WHAT THIS TASK INVOLVES:
Find the lines that hold "Tasmania". Report only how many there are.

___ MATERIAL FOR THIS TASK ___

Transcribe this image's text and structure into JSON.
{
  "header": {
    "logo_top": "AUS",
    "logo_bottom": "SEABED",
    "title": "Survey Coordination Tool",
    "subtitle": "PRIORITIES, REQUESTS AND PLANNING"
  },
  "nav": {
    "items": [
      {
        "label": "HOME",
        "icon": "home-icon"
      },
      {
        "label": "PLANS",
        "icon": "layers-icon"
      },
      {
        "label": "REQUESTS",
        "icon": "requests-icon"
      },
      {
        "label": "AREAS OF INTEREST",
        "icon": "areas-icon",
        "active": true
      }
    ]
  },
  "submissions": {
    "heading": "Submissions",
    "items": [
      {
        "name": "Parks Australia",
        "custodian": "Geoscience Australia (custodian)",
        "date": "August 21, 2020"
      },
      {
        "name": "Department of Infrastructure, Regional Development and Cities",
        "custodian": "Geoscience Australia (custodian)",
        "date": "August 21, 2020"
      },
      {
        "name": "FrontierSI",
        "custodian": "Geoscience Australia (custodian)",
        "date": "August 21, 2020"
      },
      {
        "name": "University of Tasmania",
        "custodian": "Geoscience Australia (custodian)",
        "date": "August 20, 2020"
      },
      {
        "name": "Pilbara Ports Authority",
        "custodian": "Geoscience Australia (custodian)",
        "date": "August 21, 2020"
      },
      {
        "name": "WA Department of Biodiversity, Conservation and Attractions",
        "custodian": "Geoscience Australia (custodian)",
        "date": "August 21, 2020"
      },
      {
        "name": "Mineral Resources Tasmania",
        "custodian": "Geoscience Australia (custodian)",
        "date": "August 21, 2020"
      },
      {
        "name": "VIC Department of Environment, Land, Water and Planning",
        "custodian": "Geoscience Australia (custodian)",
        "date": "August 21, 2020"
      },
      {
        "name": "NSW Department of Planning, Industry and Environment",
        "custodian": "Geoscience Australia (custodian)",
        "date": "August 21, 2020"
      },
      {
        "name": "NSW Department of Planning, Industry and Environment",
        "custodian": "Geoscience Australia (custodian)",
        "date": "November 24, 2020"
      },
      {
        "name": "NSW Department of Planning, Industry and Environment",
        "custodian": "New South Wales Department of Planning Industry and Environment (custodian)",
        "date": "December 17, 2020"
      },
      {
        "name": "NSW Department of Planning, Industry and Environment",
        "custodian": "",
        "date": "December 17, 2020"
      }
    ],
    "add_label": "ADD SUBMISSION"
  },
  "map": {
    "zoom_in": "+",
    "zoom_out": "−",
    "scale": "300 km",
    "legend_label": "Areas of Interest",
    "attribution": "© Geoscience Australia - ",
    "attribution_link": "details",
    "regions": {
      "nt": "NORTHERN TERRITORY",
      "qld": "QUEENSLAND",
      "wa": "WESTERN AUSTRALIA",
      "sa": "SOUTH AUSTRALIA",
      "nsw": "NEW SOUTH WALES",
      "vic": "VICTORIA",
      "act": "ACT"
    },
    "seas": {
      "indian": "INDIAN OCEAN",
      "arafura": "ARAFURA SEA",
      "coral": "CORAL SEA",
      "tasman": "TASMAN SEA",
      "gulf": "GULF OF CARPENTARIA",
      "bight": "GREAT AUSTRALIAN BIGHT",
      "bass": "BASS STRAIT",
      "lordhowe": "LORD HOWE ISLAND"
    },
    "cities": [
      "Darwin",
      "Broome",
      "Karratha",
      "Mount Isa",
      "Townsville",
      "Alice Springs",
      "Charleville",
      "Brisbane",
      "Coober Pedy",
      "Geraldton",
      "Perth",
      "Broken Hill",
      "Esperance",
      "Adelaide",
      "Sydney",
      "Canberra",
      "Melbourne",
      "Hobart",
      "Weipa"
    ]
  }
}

___

EXERCISE RESULT:
2